■ Short task:
Return the records that follow, matching each one exactly.

■ Material shown:
-- -- --

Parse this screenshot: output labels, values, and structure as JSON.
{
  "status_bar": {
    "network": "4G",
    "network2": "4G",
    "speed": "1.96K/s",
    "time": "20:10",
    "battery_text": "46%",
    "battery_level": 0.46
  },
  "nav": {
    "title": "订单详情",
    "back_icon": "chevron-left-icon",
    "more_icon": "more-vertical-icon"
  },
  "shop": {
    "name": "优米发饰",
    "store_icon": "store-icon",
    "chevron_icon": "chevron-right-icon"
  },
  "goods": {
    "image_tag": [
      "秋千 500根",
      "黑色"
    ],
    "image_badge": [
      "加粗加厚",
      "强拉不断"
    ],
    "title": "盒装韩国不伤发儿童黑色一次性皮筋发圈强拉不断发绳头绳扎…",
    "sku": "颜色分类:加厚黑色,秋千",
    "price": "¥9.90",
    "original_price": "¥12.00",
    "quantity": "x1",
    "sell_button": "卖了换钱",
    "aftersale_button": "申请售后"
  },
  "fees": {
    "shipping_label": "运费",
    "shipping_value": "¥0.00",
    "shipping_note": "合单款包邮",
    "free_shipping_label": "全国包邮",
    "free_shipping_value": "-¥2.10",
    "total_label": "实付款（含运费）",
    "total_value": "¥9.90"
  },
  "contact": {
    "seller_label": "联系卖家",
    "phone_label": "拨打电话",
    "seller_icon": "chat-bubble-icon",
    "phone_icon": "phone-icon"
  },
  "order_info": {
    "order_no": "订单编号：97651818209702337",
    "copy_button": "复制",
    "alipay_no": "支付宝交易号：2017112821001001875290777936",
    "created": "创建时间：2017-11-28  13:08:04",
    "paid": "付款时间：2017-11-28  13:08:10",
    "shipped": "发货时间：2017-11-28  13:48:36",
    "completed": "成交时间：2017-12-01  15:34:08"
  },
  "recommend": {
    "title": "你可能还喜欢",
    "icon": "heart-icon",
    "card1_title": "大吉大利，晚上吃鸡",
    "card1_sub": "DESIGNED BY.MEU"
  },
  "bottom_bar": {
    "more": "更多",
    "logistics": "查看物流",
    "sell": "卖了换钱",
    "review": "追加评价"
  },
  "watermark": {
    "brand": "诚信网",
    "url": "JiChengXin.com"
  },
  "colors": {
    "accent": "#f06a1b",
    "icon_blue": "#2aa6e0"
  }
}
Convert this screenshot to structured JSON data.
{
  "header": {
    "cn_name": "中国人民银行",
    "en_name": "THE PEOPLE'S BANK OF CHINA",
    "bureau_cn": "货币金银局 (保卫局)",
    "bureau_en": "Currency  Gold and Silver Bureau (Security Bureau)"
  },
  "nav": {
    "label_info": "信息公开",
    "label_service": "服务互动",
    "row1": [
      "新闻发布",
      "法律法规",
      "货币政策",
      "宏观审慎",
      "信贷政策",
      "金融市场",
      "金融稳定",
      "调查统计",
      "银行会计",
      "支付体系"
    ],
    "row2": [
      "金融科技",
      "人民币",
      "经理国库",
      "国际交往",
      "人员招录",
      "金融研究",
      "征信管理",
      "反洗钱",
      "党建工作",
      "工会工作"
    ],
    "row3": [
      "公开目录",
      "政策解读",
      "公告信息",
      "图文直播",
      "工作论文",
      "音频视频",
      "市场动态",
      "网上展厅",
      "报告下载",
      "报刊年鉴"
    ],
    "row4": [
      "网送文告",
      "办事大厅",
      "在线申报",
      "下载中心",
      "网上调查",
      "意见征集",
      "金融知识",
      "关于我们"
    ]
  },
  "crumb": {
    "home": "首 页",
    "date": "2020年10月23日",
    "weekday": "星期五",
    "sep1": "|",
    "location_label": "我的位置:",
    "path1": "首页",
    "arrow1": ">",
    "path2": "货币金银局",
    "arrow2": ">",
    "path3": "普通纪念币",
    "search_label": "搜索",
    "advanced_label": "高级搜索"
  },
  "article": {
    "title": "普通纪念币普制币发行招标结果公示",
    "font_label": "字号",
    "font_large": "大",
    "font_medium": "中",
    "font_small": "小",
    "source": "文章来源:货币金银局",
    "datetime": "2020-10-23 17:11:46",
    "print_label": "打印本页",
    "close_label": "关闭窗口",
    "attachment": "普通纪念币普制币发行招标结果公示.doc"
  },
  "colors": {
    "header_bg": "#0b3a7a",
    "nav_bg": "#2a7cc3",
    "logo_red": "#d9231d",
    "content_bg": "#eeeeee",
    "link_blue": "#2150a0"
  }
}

-- -- --

■ The solution:
Parse this screenshot: output labels, values, and structure as JSON.
{
  "status_bar": {
    "network": "4G",
    "network2": "4G",
    "speed": "1.96K/s",
    "time": "20:10",
    "battery_text": "46%",
    "battery_level": 0.46
  },
  "nav": {
    "title": "订单详情",
    "back_icon": "chevron-left-icon",
    "more_icon": "more-vertical-icon"
  },
  "shop": {
    "name": "优米发饰",
    "store_icon": "store-icon",
    "chevron_icon": "chevron-right-icon"
  },
  "goods": {
    "image_tag": [
      "秋千 500根",
      "黑色"
    ],
    "image_badge": [
      "加粗加厚",
      "强拉不断"
    ],
    "title": "盒装韩国不伤发儿童黑色一次性皮筋发圈强拉不断发绳头绳扎…",
    "sku": "颜色分类:加厚黑色,秋千",
    "price": "¥9.90",
    "original_price": "¥12.00",
    "quantity": "x1",
    "sell_button": "卖了换钱",
    "aftersale_button": "申请售后"
  },
  "fees": {
    "shipping_label": "运费",
    "shipping_value": "¥0.00",
    "shipping_note": "合单款包邮",
    "free_shipping_label": "全国包邮",
    "free_shipping_value": "-¥2.10",
    "total_label": "实付款（含运费）",
    "total_value": "¥9.90"
  },
  "contact": {
    "seller_label": "联系卖家",
    "phone_label": "拨打电话",
    "seller_icon": "chat-bubble-icon",
    "phone_icon": "phone-icon"
  },
  "order_info": {
    "order_no": "订单编号：97651818209702337",
    "copy_button": "复制",
    "alipay_no": "支付宝交易号：2017112821001001875290777936",
    "created": "创建时间：2017-11-28  13:08:04",
    "paid": "付款时间：2017-11-28  13:08:10",
    "shipped": "发货时间：2017-11-28  13:48:36",
    "completed": "成交时间：2017-12-01  15:34:08"
  },
  "recommend": {
    "title": "你可能还喜欢",
    "icon": "heart-icon",
    "card1_title": "大吉大利，晚上吃鸡",
    "card1_sub": "DESIGNED BY.MEU"
  },
  "bottom_bar": {
    "more": "更多",
    "logistics": "查看物流",
    "sell": "卖了换钱",
    "review": "追加评价"
  },
  "watermark": {
    "brand": "诚信网",
    "url": "JiChengXin.com"
  },
  "colors": {
    "accent": "#f06a1b",
    "icon_blue": "#2aa6e0"
  }
}
Convert this screenshot to structured JSON data.
{
  "header": {
    "cn_name": "中国人民银行",
    "en_name": "THE PEOPLE'S BANK OF CHINA",
    "bureau_cn": "货币金银局 (保卫局)",
    "bureau_en": "Currency  Gold and Silver Bureau (Security Bureau)"
  },
  "nav": {
    "label_info": "信息公开",
    "label_service": "服务互动",
    "row1": [
      "新闻发布",
      "法律法规",
      "货币政策",
      "宏观审慎",
      "信贷政策",
      "金融市场",
      "金融稳定",
      "调查统计",
      "银行会计",
      "支付体系"
    ],
    "row2": [
      "金融科技",
      "人民币",
      "经理国库",
      "国际交往",
      "人员招录",
      "金融研究",
      "征信管理",
      "反洗钱",
      "党建工作",
      "工会工作"
    ],
    "row3": [
      "公开目录",
      "政策解读",
      "公告信息",
      "图文直播",
      "工作论文",
      "音频视频",
      "市场动态",
      "网上展厅",
      "报告下载",
      "报刊年鉴"
    ],
    "row4": [
      "网送文告",
      "办事大厅",
      "在线申报",
      "下载中心",
      "网上调查",
      "意见征集",
      "金融知识",
      "关于我们"
    ]
  },
  "crumb": {
    "home": "首 页",
    "date": "2020年10月23日",
    "weekday": "星期五",
    "sep1": "|",
    "location_label": "我的位置:",
    "path1": "首页",
    "arrow1": ">",
    "path2": "货币金银局",
    "arrow2": ">",
    "path3": "普通纪念币",
    "search_label": "搜索",
    "advanced_label": "高级搜索"
  },
  "article": {
    "title": "普通纪念币普制币发行招标结果公示",
    "font_label": "字号",
    "font_large": "大",
    "font_medium": "中",
    "font_small": "小",
    "source": "文章来源:货币金银局",
    "datetime": "2020-10-23 17:11:46",
    "print_label": "打印本页",
    "close_label": "关闭窗口",
    "attachment": "普通纪念币普制币发行招标结果公示.doc"
  },
  "colors": {
    "header_bg": "#0b3a7a",
    "nav_bg": "#2a7cc3",
    "logo_red": "#d9231d",
    "content_bg": "#eeeeee",
    "link_blue": "#2150a0"
  }
}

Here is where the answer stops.